| EXERCISE DETAILS |
Go over the entries below line by line, copying each one that contains the word "Tawasuth".

** start DATA PROVIDED **

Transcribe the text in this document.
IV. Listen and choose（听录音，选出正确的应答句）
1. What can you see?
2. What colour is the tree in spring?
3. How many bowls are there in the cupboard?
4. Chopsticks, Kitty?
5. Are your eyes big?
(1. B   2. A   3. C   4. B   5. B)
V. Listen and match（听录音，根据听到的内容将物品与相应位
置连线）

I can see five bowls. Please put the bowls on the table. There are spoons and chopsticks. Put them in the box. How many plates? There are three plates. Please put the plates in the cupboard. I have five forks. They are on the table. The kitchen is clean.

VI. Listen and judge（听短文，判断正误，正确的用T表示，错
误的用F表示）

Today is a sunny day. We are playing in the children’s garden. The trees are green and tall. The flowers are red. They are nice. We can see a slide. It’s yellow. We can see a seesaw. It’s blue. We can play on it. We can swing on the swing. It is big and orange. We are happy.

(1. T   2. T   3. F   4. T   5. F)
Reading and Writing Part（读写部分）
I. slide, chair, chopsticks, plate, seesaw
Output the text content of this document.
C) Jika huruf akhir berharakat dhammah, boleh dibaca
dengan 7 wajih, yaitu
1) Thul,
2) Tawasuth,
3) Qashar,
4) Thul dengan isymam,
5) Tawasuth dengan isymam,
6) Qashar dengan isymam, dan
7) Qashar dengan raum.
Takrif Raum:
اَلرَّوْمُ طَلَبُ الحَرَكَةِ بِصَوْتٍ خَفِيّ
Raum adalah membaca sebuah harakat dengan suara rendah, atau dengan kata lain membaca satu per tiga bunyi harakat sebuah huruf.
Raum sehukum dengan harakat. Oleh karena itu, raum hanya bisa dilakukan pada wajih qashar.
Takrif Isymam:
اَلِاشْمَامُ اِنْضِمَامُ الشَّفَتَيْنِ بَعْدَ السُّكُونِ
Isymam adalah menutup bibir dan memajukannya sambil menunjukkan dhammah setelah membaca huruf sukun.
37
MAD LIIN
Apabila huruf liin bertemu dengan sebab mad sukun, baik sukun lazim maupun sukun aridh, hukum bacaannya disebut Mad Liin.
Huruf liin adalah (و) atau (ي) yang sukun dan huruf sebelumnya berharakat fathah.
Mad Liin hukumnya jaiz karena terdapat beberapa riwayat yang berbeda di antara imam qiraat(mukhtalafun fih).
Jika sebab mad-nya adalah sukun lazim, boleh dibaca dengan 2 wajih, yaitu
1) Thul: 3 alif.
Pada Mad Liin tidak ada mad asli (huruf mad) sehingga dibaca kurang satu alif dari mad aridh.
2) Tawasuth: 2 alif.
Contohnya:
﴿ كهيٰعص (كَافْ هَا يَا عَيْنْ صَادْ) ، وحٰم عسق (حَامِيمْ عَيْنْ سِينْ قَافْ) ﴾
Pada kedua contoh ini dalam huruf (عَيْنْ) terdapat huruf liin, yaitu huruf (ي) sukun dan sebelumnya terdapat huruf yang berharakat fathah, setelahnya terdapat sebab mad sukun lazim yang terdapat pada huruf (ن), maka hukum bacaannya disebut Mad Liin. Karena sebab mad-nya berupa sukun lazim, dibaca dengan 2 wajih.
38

** end DATA PROVIDED **

| ANSWER BELOW |
2) Tawasuth,
5) Tawasuth dengan isymam,
2) Tawasuth: 2 alif.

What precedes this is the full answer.